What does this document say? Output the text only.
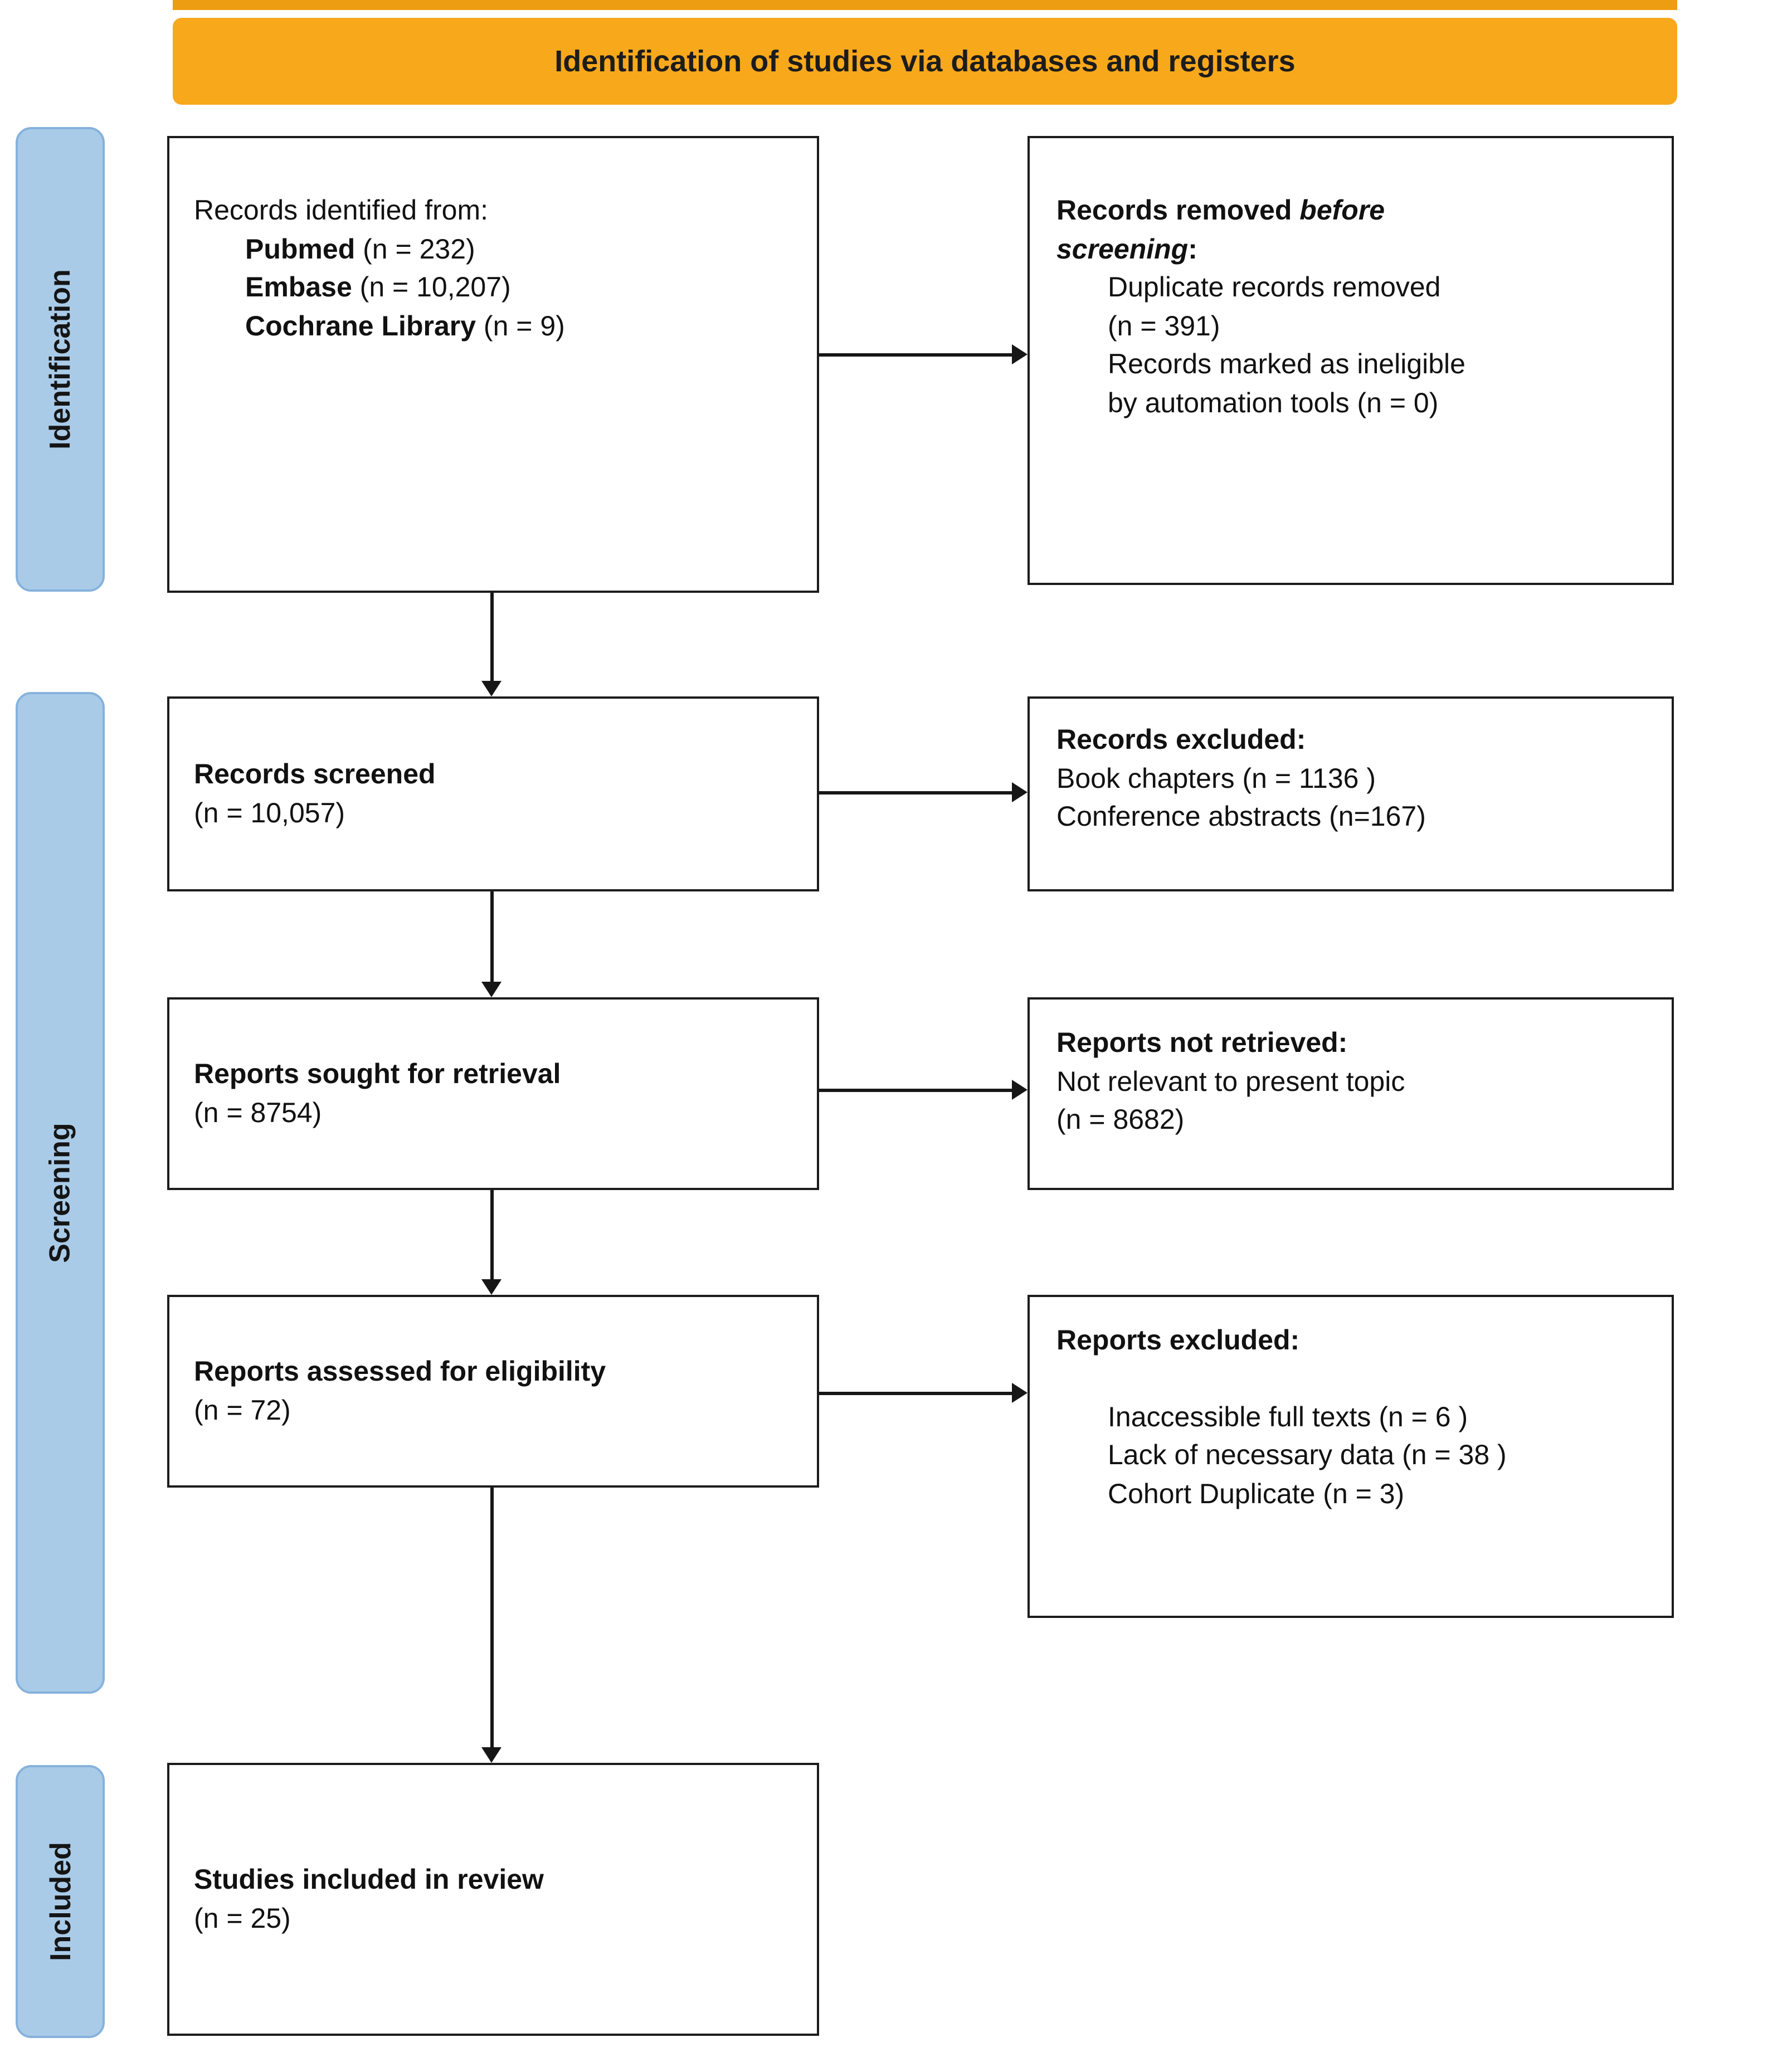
Identification of studies via databases and registers
Identification
Screening
Included
Records identified from:
Pubmed (n = 232)
Embase (n = 10,207)
Cochrane Library (n = 9)
Records screened
(n = 10,057)
Reports sought for retrieval
(n = 8754)
Reports assessed for eligibility
(n = 72)
Studies included in review
(n = 25)
Records removed before screening:
Duplicate records removed
(n = 391)
Records marked as ineligible
by automation tools (n = 0)
Records excluded:
Book chapters (n = 1136 )
Conference abstracts (n=167)
Reports not retrieved:
Not relevant to present topic
(n = 8682)
Reports excluded:
Inaccessible full texts (n = 6 )
Lack of necessary data (n = 38 )
Cohort Duplicate (n = 3)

Stated task =
Look over the listing above. Pick out and copy every line that includes "removed".

Expected output =
Records removed before screening:
Duplicate records removed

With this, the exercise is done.